(Stored records)

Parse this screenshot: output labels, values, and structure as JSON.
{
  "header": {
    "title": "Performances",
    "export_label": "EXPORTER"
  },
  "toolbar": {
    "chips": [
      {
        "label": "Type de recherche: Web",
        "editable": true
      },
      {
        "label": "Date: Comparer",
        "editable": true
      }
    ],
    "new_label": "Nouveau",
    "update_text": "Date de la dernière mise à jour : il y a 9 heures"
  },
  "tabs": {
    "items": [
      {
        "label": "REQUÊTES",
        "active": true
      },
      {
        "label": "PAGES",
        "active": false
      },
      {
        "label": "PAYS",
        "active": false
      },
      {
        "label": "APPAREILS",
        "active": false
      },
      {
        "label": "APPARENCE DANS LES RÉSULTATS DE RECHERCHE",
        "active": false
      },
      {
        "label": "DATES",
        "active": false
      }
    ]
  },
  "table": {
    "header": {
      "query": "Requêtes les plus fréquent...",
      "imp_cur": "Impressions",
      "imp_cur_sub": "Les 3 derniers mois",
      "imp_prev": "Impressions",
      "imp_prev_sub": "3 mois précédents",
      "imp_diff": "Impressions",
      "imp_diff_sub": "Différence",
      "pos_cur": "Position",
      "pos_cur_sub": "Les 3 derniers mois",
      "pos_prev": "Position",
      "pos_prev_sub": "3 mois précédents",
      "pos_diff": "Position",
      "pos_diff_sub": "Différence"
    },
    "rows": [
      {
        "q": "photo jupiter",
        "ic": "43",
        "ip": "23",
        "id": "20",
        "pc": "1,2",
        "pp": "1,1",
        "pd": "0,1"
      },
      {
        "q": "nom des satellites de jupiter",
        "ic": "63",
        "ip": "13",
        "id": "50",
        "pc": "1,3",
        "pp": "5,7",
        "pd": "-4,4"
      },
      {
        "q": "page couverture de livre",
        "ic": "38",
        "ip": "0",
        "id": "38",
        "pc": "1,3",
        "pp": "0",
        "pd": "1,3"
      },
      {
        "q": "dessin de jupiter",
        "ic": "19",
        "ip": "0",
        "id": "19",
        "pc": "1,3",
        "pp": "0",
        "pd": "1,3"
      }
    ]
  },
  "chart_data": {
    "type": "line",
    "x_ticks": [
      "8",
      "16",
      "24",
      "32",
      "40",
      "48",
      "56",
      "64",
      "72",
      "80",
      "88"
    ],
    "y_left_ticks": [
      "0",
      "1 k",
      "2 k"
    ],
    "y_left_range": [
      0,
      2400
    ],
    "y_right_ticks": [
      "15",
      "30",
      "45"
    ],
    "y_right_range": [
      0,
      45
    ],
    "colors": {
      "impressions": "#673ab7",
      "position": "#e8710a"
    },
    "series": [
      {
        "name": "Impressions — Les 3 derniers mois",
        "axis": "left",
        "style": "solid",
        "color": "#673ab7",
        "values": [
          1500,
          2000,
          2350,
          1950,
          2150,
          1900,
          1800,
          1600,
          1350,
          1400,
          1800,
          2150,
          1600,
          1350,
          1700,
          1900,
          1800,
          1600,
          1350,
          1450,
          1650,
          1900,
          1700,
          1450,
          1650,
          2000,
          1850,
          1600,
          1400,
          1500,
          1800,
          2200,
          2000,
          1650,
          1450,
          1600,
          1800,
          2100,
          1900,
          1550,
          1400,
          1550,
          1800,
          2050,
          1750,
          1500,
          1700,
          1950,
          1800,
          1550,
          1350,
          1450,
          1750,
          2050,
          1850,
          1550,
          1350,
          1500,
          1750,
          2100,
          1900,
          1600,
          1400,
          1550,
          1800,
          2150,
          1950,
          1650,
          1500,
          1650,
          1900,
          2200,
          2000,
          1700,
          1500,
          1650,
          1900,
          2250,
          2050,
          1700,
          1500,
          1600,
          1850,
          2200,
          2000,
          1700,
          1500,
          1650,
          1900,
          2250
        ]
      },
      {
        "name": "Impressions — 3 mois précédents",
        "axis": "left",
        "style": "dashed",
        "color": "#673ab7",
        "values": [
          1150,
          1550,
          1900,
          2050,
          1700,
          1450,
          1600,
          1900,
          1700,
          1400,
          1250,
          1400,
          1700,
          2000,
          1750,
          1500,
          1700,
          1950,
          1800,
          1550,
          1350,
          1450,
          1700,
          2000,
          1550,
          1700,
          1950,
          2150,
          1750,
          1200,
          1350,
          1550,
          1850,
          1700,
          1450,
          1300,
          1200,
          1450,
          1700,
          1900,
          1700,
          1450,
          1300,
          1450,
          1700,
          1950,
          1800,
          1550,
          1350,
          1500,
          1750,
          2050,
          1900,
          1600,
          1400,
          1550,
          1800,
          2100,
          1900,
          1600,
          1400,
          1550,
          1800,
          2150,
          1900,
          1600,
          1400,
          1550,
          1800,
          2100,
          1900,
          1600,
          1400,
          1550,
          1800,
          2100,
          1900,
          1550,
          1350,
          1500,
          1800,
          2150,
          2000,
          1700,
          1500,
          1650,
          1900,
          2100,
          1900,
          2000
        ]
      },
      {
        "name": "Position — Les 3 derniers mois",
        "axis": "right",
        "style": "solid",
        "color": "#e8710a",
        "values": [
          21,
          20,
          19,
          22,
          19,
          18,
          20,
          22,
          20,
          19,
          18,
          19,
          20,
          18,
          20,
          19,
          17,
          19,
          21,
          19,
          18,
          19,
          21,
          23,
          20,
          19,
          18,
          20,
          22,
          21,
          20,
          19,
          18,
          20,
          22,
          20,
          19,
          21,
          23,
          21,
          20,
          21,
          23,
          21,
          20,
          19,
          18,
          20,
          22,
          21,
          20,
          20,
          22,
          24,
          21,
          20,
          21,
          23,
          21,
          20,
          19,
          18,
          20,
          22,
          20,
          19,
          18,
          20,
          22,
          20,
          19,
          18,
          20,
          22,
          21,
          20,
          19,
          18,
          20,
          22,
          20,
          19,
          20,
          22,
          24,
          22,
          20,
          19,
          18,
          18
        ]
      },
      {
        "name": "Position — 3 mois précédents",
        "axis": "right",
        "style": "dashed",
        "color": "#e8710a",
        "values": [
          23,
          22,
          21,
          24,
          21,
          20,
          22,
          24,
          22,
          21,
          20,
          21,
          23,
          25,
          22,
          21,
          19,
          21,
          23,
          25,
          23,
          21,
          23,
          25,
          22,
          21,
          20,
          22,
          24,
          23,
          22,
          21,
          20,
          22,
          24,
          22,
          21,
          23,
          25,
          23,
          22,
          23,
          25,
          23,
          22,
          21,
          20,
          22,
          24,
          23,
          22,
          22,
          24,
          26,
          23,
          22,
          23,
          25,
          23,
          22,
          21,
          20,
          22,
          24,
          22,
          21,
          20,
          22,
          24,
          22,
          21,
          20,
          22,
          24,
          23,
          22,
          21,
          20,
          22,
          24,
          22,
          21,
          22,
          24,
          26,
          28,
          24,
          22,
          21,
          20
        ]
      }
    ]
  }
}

# PROBLEM
Restate the whole listing exactly.

# RESULT OF THE EXERCISE
Parse this screenshot: output labels, values, and structure as JSON.
{
  "header": {
    "title": "Performances",
    "export_label": "EXPORTER"
  },
  "toolbar": {
    "chips": [
      {
        "label": "Type de recherche: Web",
        "editable": true
      },
      {
        "label": "Date: Comparer",
        "editable": true
      }
    ],
    "new_label": "Nouveau",
    "update_text": "Date de la dernière mise à jour : il y a 9 heures"
  },
  "tabs": {
    "items": [
      {
        "label": "REQUÊTES",
        "active": true
      },
      {
        "label": "PAGES",
        "active": false
      },
      {
        "label": "PAYS",
        "active": false
      },
      {
        "label": "APPAREILS",
        "active": false
      },
      {
        "label": "APPARENCE DANS LES RÉSULTATS DE RECHERCHE",
        "active": false
      },
      {
        "label": "DATES",
        "active": false
      }
    ]
  },
  "table": {
    "header": {
      "query": "Requêtes les plus fréquent...",
      "imp_cur": "Impressions",
      "imp_cur_sub": "Les 3 derniers mois",
      "imp_prev": "Impressions",
      "imp_prev_sub": "3 mois précédents",
      "imp_diff": "Impressions",
      "imp_diff_sub": "Différence",
      "pos_cur": "Position",
      "pos_cur_sub": "Les 3 derniers mois",
      "pos_prev": "Position",
      "pos_prev_sub": "3 mois précédents",
      "pos_diff": "Position",
      "pos_diff_sub": "Différence"
    },
    "rows": [
      {
        "q": "photo jupiter",
        "ic": "43",
        "ip": "23",
        "id": "20",
        "pc": "1,2",
        "pp": "1,1",
        "pd": "0,1"
      },
      {
        "q": "nom des satellites de jupiter",
        "ic": "63",
        "ip": "13",
        "id": "50",
        "pc": "1,3",
        "pp": "5,7",
        "pd": "-4,4"
      },
      {
        "q": "page couverture de livre",
        "ic": "38",
        "ip": "0",
        "id": "38",
        "pc": "1,3",
        "pp": "0",
        "pd": "1,3"
      },
      {
        "q": "dessin de jupiter",
        "ic": "19",
        "ip": "0",
        "id": "19",
        "pc": "1,3",
        "pp": "0",
        "pd": "1,3"
      }
    ]
  },
  "chart_data": {
    "type": "line",
    "x_ticks": [
      "8",
      "16",
      "24",
      "32",
      "40",
      "48",
      "56",
      "64",
      "72",
      "80",
      "88"
    ],
    "y_left_ticks": [
      "0",
      "1 k",
      "2 k"
    ],
    "y_left_range": [
      0,
      2400
    ],
    "y_right_ticks": [
      "15",
      "30",
      "45"
    ],
    "y_right_range": [
      0,
      45
    ],
    "colors": {
      "impressions": "#673ab7",
      "position": "#e8710a"
    },
    "series": [
      {
        "name": "Impressions — Les 3 derniers mois",
        "axis": "left",
        "style": "solid",
        "color": "#673ab7",
        "values": [
          1500,
          2000,
          2350,
          1950,
          2150,
          1900,
          1800,
          1600,
          1350,
          1400,
          1800,
          2150,
          1600,
          1350,
          1700,
          1900,
          1800,
          1600,
          1350,
          1450,
          1650,
          1900,
          1700,
          1450,
          1650,
          2000,
          1850,
          1600,
          1400,
          1500,
          1800,
          2200,
          2000,
          1650,
          1450,
          1600,
          1800,
          2100,
          1900,
          1550,
          1400,
          1550,
          1800,
          2050,
          1750,
          1500,
          1700,
          1950,
          1800,
          1550,
          1350,
          1450,
          1750,
          2050,
          1850,
          1550,
          1350,
          1500,
          1750,
          2100,
          1900,
          1600,
          1400,
          1550,
          1800,
          2150,
          1950,
          1650,
          1500,
          1650,
          1900,
          2200,
          2000,
          1700,
          1500,
          1650,
          1900,
          2250,
          2050,
          1700,
          1500,
          1600,
          1850,
          2200,
          2000,
          1700,
          1500,
          1650,
          1900,
          2250
        ]
      },
      {
        "name": "Impressions — 3 mois précédents",
        "axis": "left",
        "style": "dashed",
        "color": "#673ab7",
        "values": [
          1150,
          1550,
          1900,
          2050,
          1700,
          1450,
          1600,
          1900,
          1700,
          1400,
          1250,
          1400,
          1700,
          2000,
          1750,
          1500,
          1700,
          1950,
          1800,
          1550,
          1350,
          1450,
          1700,
          2000,
          1550,
          1700,
          1950,
          2150,
          1750,
          1200,
          1350,
          1550,
          1850,
          1700,
          1450,
          1300,
          1200,
          1450,
          1700,
          1900,
          1700,
          1450,
          1300,
          1450,
          1700,
          1950,
          1800,
          1550,
          1350,
          1500,
          1750,
          2050,
          1900,
          1600,
          1400,
          1550,
          1800,
          2100,
          1900,
          1600,
          1400,
          1550,
          1800,
          2150,
          1900,
          1600,
          1400,
          1550,
          1800,
          2100,
          1900,
          1600,
          1400,
          1550,
          1800,
          2100,
          1900,
          1550,
          1350,
          1500,
          1800,
          2150,
          2000,
          1700,
          1500,
          1650,
          1900,
          2100,
          1900,
          2000
        ]
      },
      {
        "name": "Position — Les 3 derniers mois",
        "axis": "right",
        "style": "solid",
        "color": "#e8710a",
        "values": [
          21,
          20,
          19,
          22,
          19,
          18,
          20,
          22,
          20,
          19,
          18,
          19,
          20,
          18,
          20,
          19,
          17,
          19,
          21,
          19,
          18,
          19,
          21,
          23,
          20,
          19,
          18,
          20,
          22,
          21,
          20,
          19,
          18,
          20,
          22,
          20,
          19,
          21,
          23,
          21,
          20,
          21,
          23,
          21,
          20,
          19,
          18,
          20,
          22,
          21,
          20,
          20,
          22,
          24,
          21,
          20,
          21,
          23,
          21,
          20,
          19,
          18,
          20,
          22,
          20,
          19,
          18,
          20,
          22,
          20,
          19,
          18,
          20,
          22,
          21,
          20,
          19,
          18,
          20,
          22,
          20,
          19,
          20,
          22,
          24,
          22,
          20,
          19,
          18,
          18
        ]
      },
      {
        "name": "Position — 3 mois précédents",
        "axis": "right",
        "style": "dashed",
        "color": "#e8710a",
        "values": [
          23,
          22,
          21,
          24,
          21,
          20,
          22,
          24,
          22,
          21,
          20,
          21,
          23,
          25,
          22,
          21,
          19,
          21,
          23,
          25,
          23,
          21,
          23,
          25,
          22,
          21,
          20,
          22,
          24,
          23,
          22,
          21,
          20,
          22,
          24,
          22,
          21,
          23,
          25,
          23,
          22,
          23,
          25,
          23,
          22,
          21,
          20,
          22,
          24,
          23,
          22,
          22,
          24,
          26,
          23,
          22,
          23,
          25,
          23,
          22,
          21,
          20,
          22,
          24,
          22,
          21,
          20,
          22,
          24,
          22,
          21,
          20,
          22,
          24,
          23,
          22,
          21,
          20,
          22,
          24,
          22,
          21,
          22,
          24,
          26,
          28,
          24,
          22,
          21,
          20
        ]
      }
    ]
  }
}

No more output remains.